▶ _Exercise objective_
Reproduce the complete listing without any deviation.

── Provided data

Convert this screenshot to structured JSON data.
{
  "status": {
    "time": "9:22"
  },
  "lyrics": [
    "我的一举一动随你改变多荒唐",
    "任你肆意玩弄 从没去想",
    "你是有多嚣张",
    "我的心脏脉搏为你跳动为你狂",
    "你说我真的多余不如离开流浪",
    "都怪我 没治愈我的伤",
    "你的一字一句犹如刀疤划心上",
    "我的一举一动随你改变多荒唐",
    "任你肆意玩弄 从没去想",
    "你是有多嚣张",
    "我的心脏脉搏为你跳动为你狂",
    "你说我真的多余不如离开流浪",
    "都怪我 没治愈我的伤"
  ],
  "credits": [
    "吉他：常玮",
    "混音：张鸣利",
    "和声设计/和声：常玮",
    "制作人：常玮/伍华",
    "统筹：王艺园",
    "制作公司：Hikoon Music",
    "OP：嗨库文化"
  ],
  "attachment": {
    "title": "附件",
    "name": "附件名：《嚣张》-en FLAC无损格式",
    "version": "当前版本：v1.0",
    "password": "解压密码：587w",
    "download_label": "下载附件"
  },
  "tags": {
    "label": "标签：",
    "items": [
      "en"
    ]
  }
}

────

▶ _Output_
Convert this screenshot to structured JSON data.
{
  "status": {
    "time": "9:22"
  },
  "lyrics": [
    "我的一举一动随你改变多荒唐",
    "任你肆意玩弄 从没去想",
    "你是有多嚣张",
    "我的心脏脉搏为你跳动为你狂",
    "你说我真的多余不如离开流浪",
    "都怪我 没治愈我的伤",
    "你的一字一句犹如刀疤划心上",
    "我的一举一动随你改变多荒唐",
    "任你肆意玩弄 从没去想",
    "你是有多嚣张",
    "我的心脏脉搏为你跳动为你狂",
    "你说我真的多余不如离开流浪",
    "都怪我 没治愈我的伤"
  ],
  "credits": [
    "吉他：常玮",
    "混音：张鸣利",
    "和声设计/和声：常玮",
    "制作人：常玮/伍华",
    "统筹：王艺园",
    "制作公司：Hikoon Music",
    "OP：嗨库文化"
  ],
  "attachment": {
    "title": "附件",
    "name": "附件名：《嚣张》-en FLAC无损格式",
    "version": "当前版本：v1.0",
    "password": "解压密码：587w",
    "download_label": "下载附件"
  },
  "tags": {
    "label": "标签：",
    "items": [
      "en"
    ]
  }
}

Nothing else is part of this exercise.